**AIM OF THE EXERCISE**
According to the passage on the surveillance videos, why was Moore J.'s failure to give the jury limiting instructions a significant one?

SELECTED PASSAGE START

In the respondents’ jury address, counsel made statements which suggested that the surveillance videos showed that the appellant was smiling while waving his supposedly injured left arm, and therefore he was not truly disabled as a result of the accident. The court of appeal held that these statements suggested to the jury that the surveillance evidence could be used as proof of the extent of the appellant’s disability. Therefore, the respondents’ jury address erased any distinction between the use of the surveillance for impeachment and for substantive purposes.
In Moore J.’s charge to the jury on the surveillance videos, he failed to provide them with any limiting instructions whereby the videos should only be used for impeachment purposes. This was a significant failure, given that the surveillance was being used to attack a finding of disability, which was a major point that the appellant needed to establish with evidence.
In sum, on the issue of the admissibility of the surveillance videos, the court of appeal held that they effectively were used to create a “trial by ambush”, as Moore J. failed to exclude them from evidence under rule 30.08 and also made numerous additional errors, as described above. These errors, when taken together, were serious and critically impaired the fairness of the trial. The court of appeal held that the damages verdict cannot stand. This was set aside and a new trial on damages was ordered.

SELECTED PASSAGE END
LISTED ENTRIES START

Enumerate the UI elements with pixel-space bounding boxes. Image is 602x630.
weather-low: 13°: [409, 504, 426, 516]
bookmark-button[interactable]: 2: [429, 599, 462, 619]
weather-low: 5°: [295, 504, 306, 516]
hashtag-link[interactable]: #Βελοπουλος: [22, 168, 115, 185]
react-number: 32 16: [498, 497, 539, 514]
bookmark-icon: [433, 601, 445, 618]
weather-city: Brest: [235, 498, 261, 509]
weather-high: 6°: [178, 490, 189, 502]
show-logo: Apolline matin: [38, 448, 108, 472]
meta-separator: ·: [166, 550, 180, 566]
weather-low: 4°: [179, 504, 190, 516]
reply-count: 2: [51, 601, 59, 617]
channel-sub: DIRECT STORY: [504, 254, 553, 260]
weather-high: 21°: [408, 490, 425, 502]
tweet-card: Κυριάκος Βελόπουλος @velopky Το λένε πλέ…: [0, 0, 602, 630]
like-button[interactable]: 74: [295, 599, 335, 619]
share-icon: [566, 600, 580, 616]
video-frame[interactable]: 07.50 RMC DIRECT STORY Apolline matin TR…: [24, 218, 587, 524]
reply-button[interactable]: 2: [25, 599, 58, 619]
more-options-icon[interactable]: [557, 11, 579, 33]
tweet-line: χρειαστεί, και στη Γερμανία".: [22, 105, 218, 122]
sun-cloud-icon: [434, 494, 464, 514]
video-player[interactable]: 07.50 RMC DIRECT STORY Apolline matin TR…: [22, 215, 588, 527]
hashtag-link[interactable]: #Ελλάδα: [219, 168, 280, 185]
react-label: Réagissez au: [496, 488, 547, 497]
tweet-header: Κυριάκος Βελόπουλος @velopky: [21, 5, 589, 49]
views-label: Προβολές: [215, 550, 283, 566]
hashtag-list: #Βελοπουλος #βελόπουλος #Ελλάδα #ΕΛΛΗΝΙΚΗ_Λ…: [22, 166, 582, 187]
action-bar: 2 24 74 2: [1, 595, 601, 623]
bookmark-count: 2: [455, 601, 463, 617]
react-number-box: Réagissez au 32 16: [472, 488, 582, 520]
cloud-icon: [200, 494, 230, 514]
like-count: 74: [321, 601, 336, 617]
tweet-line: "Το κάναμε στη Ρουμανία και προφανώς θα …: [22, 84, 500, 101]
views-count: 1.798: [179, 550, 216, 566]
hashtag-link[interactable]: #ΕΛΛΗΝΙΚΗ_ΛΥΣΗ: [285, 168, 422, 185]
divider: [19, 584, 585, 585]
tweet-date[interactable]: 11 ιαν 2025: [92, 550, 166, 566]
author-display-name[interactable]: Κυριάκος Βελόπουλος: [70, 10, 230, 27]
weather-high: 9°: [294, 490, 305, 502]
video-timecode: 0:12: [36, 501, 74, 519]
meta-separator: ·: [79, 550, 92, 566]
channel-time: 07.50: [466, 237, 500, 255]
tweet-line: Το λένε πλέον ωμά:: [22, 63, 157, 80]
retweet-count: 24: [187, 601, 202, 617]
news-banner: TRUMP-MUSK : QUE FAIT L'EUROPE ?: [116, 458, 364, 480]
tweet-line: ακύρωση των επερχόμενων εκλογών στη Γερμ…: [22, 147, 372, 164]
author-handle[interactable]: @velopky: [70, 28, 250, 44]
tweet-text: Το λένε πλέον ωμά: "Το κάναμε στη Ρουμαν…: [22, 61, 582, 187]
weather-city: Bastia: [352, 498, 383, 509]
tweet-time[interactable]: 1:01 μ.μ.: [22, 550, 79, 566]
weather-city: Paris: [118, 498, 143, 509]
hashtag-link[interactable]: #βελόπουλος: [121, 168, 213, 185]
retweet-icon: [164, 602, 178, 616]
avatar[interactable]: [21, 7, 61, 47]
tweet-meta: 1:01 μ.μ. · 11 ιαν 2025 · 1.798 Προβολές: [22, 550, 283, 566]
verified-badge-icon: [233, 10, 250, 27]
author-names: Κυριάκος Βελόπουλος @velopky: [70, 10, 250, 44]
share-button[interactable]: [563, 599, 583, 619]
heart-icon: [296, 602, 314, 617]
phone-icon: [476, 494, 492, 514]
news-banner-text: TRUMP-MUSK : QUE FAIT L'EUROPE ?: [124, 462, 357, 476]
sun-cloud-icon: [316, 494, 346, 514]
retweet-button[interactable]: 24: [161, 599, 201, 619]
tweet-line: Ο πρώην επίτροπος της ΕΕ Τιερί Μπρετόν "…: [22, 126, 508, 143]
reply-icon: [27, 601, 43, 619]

LISTED ENTRIES END

**SOLVED PROBLEM**
It was significant because the surveillance was being used to attack a finding of disability. Disability was a major point that the appellant needed to establish with evidence.